● **WRITTEN INSTRUCTION**
Below is a block of data; give all of it again word for word.

● **Dataset items**

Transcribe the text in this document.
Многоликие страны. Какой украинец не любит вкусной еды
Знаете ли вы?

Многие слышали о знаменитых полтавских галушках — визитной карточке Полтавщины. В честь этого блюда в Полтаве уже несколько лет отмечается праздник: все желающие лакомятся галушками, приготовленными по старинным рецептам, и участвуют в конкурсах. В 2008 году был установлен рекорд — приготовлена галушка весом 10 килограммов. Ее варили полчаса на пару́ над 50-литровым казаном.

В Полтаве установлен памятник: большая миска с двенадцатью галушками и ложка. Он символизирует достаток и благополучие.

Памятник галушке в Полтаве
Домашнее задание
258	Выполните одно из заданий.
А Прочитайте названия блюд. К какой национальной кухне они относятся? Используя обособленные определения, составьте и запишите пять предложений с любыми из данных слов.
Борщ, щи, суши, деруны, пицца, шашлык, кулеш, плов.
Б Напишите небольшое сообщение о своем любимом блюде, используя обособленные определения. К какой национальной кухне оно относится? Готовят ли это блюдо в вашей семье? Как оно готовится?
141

● **CORRECT RESULT**
Transcribe the text in this document.
Многоликие страны. Какой украинец не любит вкусной еды
Знаете ли вы?

Многие слышали о знаменитых полтавских галушках — визитной карточке Полтавщины. В честь этого блюда в Полтаве уже несколько лет отмечается праздник: все желающие лакомятся галушками, приготовленными по старинным рецептам, и участвуют в конкурсах. В 2008 году был установлен рекорд — приготовлена галушка весом 10 килограммов. Ее варили полчаса на пару́ над 50-литровым казаном.

В Полтаве установлен памятник: большая миска с двенадцатью галушками и ложка. Он символизирует достаток и благополучие.

Памятник галушке в Полтаве
Домашнее задание
258	Выполните одно из заданий.
А Прочитайте названия блюд. К какой национальной кухне они относятся? Используя обособленные определения, составьте и запишите пять предложений с любыми из данных слов.
Борщ, щи, суши, деруны, пицца, шашлык, кулеш, плов.
Б Напишите небольшое сообщение о своем любимом блюде, используя обособленные определения. К какой национальной кухне оно относится? Готовят ли это блюдо в вашей семье? Как оно готовится?
141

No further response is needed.